Copy the lines below word for word, keeping every one of them in its original order.

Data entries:
* * * * * * *
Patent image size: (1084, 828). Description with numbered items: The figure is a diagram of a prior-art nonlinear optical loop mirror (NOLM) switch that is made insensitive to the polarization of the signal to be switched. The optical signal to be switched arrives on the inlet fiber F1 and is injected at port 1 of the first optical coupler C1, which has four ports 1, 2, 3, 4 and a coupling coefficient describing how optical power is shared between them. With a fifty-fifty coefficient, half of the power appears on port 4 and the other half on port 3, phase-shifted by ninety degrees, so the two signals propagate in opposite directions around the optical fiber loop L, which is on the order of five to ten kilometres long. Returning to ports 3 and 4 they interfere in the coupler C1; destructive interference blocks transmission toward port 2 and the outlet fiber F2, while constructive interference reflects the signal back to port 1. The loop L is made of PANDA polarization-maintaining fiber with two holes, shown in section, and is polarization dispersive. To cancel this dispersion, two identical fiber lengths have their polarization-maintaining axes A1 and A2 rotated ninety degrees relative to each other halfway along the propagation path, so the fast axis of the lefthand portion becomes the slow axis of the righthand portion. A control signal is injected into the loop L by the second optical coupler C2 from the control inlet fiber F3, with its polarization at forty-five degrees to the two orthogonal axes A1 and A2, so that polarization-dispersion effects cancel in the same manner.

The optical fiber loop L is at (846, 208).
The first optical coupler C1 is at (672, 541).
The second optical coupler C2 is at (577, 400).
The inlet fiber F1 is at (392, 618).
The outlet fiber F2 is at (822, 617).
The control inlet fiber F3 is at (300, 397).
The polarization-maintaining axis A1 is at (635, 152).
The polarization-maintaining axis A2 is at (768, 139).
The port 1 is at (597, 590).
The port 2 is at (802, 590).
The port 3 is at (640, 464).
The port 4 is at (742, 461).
* * * * * * *
→ **Answer to the problem**
Patent image size: (1084, 828). Description with numbered items: The figure is a diagram of a prior-art nonlinear optical loop mirror (NOLM) switch that is made insensitive to the polarization of the signal to be switched. The optical signal to be switched arrives on the inlet fiber F1 and is injected at port 1 of the first optical coupler C1, which has four ports 1, 2, 3, 4 and a coupling coefficient describing how optical power is shared between them. With a fifty-fifty coefficient, half of the power appears on port 4 and the other half on port 3, phase-shifted by ninety degrees, so the two signals propagate in opposite directions around the optical fiber loop L, which is on the order of five to ten kilometres long. Returning to ports 3 and 4 they interfere in the coupler C1; destructive interference blocks transmission toward port 2 and the outlet fiber F2, while constructive interference reflects the signal back to port 1. The loop L is made of PANDA polarization-maintaining fiber with two holes, shown in section, and is polarization dispersive. To cancel this dispersion, two identical fiber lengths have their polarization-maintaining axes A1 and A2 rotated ninety degrees relative to each other halfway along the propagation path, so the fast axis of the lefthand portion becomes the slow axis of the righthand portion. A control signal is injected into the loop L by the second optical coupler C2 from the control inlet fiber F3, with its polarization at forty-five degrees to the two orthogonal axes A1 and A2, so that polarization-dispersion effects cancel in the same manner.

The optical fiber loop L is at (846, 208).
The first optical coupler C1 is at (672, 541).
The second optical coupler C2 is at (577, 400).
The inlet fiber F1 is at (392, 618).
The outlet fiber F2 is at (822, 617).
The control inlet fiber F3 is at (300, 397).
The polarization-maintaining axis A1 is at (635, 152).
The polarization-maintaining axis A2 is at (768, 139).
The port 1 is at (597, 590).
The port 2 is at (802, 590).
The port 3 is at (640, 464).
The port 4 is at (742, 461).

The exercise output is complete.